** start of ITEMS **

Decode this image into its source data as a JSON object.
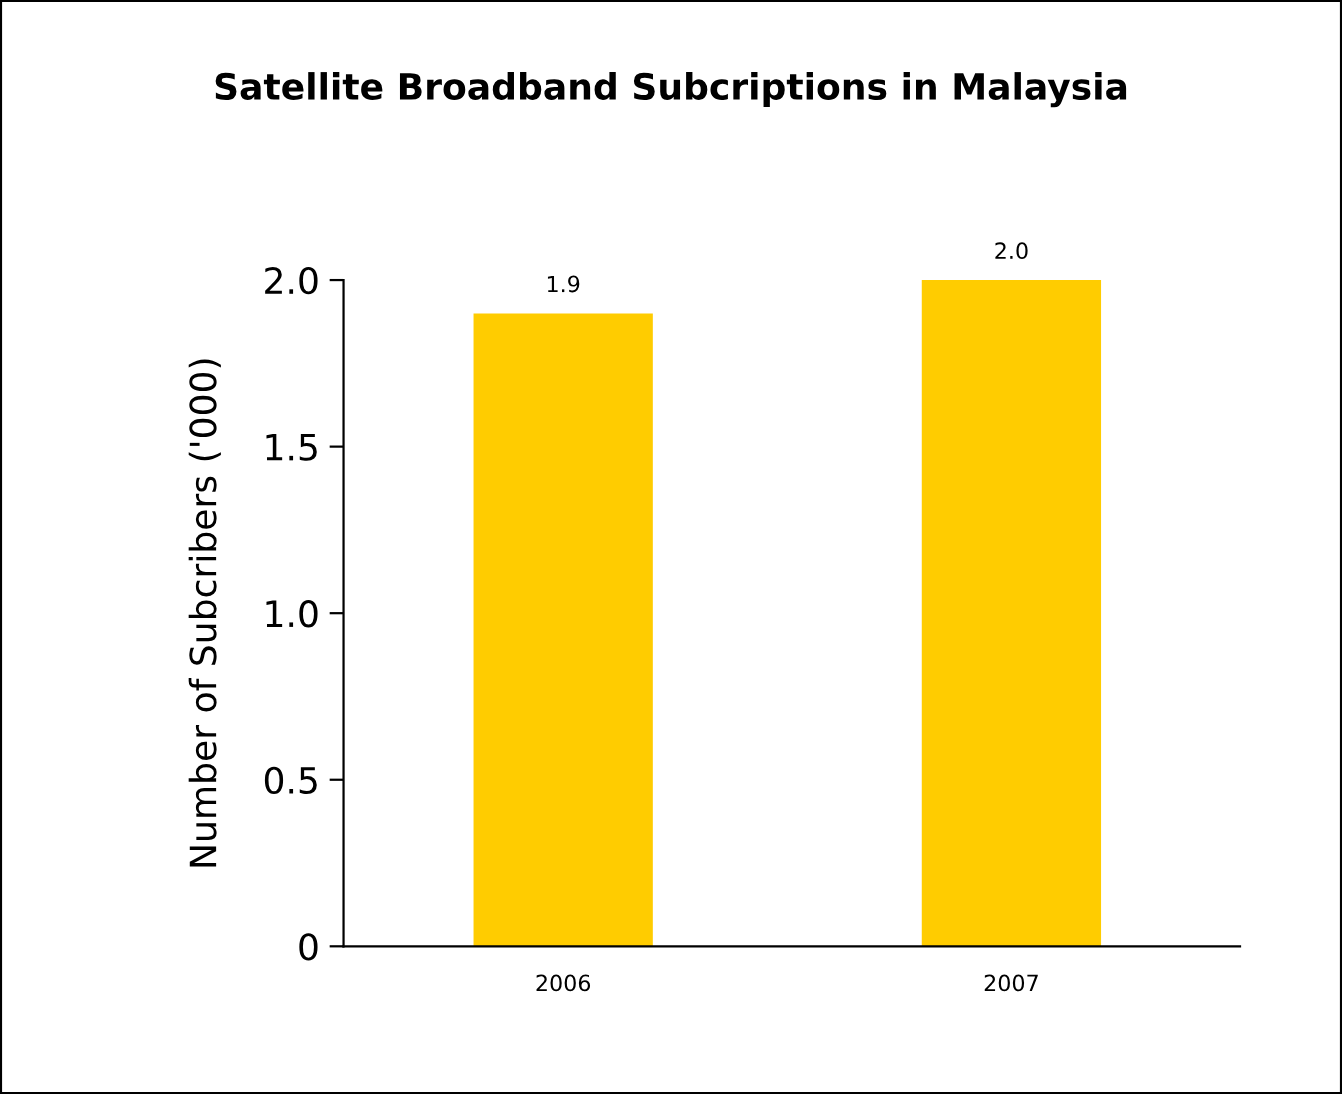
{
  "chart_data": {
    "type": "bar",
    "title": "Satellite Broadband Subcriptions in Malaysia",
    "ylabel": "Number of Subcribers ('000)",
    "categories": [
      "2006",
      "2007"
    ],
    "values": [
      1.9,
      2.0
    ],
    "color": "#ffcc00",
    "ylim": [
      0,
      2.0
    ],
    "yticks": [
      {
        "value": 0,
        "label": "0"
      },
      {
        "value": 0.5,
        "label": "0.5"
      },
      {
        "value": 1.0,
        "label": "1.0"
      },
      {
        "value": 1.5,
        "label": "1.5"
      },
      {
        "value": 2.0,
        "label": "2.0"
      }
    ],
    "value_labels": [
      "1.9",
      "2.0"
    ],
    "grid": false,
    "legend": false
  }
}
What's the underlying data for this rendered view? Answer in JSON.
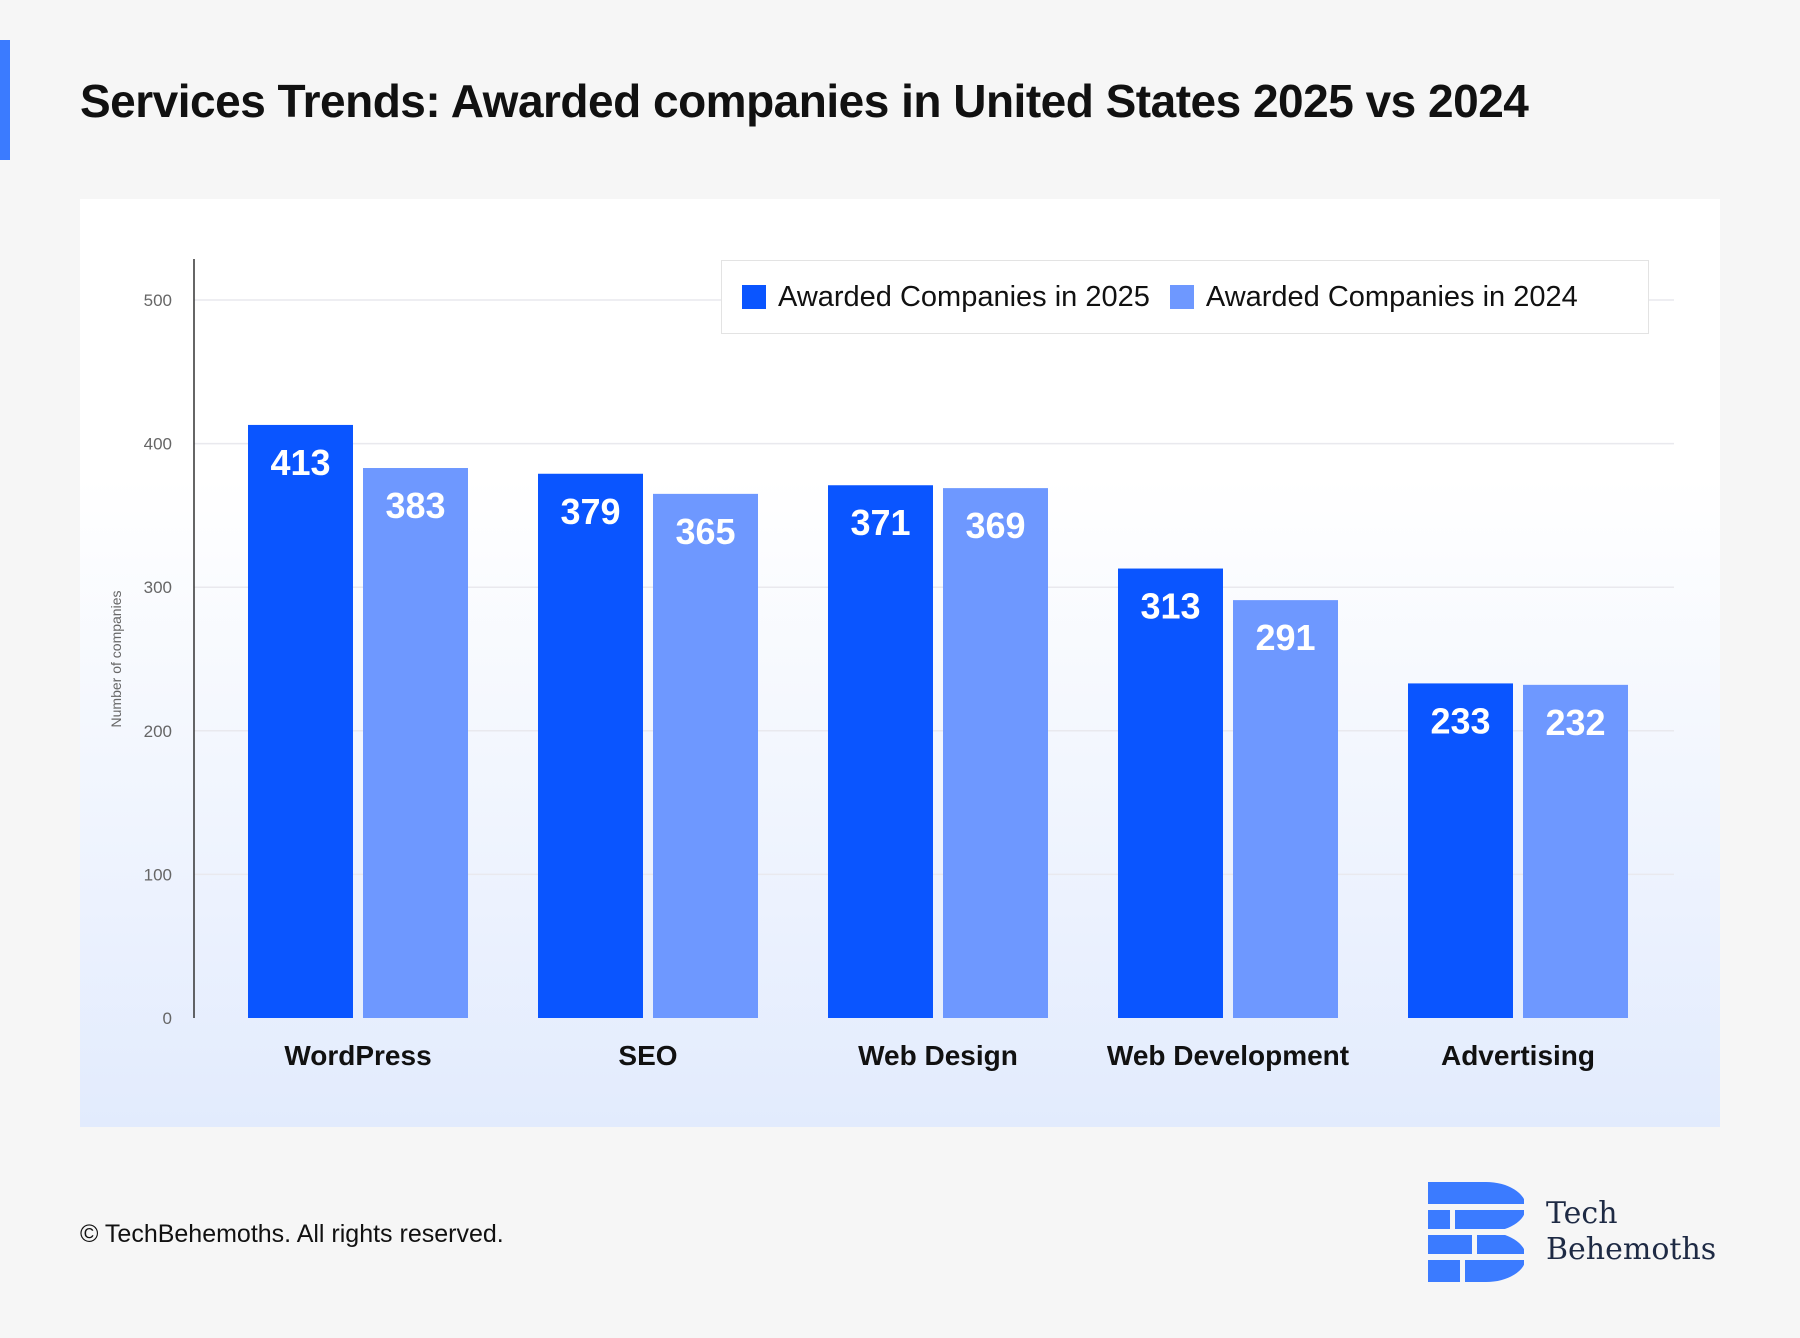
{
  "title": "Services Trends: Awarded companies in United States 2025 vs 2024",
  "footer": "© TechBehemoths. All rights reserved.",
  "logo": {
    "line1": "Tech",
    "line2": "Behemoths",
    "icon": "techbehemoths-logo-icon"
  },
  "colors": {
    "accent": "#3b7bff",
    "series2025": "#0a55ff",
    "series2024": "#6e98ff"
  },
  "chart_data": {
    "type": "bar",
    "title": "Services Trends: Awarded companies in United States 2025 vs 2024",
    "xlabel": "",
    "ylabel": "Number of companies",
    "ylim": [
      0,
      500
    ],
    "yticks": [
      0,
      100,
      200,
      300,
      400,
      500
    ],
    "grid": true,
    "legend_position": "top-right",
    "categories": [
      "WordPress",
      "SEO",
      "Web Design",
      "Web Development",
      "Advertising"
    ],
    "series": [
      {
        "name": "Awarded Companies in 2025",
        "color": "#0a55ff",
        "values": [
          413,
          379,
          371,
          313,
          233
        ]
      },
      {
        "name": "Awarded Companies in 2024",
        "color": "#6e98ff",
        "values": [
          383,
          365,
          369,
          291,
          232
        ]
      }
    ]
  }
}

** end of ITEMS **

**SET EXERCISE**: Print the complete listing exactly, apart from any pictures.

**ANSWER TO THE PROBLEM**:
Decode this image into its source data as a JSON object.
{
  "chart_data": {
    "type": "bar",
    "title": "Satellite Broadband Subcriptions in Malaysia",
    "ylabel": "Number of Subcribers ('000)",
    "categories": [
      "2006",
      "2007"
    ],
    "values": [
      1.9,
      2.0
    ],
    "color": "#ffcc00",
    "ylim": [
      0,
      2.0
    ],
    "yticks": [
      {
        "value": 0,
        "label": "0"
      },
      {
        "value": 0.5,
        "label": "0.5"
      },
      {
        "value": 1.0,
        "label": "1.0"
      },
      {
        "value": 1.5,
        "label": "1.5"
      },
      {
        "value": 2.0,
        "label": "2.0"
      }
    ],
    "value_labels": [
      "1.9",
      "2.0"
    ],
    "grid": false,
    "legend": false
  }
}
What's the underlying data for this rendered view? Answer in JSON.
{
  "title": "Services Trends: Awarded companies in United States 2025 vs 2024",
  "footer": "© TechBehemoths. All rights reserved.",
  "logo": {
    "line1": "Tech",
    "line2": "Behemoths",
    "icon": "techbehemoths-logo-icon"
  },
  "colors": {
    "accent": "#3b7bff",
    "series2025": "#0a55ff",
    "series2024": "#6e98ff"
  },
  "chart_data": {
    "type": "bar",
    "title": "Services Trends: Awarded companies in United States 2025 vs 2024",
    "xlabel": "",
    "ylabel": "Number of companies",
    "ylim": [
      0,
      500
    ],
    "yticks": [
      0,
      100,
      200,
      300,
      400,
      500
    ],
    "grid": true,
    "legend_position": "top-right",
    "categories": [
      "WordPress",
      "SEO",
      "Web Design",
      "Web Development",
      "Advertising"
    ],
    "series": [
      {
        "name": "Awarded Companies in 2025",
        "color": "#0a55ff",
        "values": [
          413,
          379,
          371,
          313,
          233
        ]
      },
      {
        "name": "Awarded Companies in 2024",
        "color": "#6e98ff",
        "values": [
          383,
          365,
          369,
          291,
          232
        ]
      }
    ]
  }
}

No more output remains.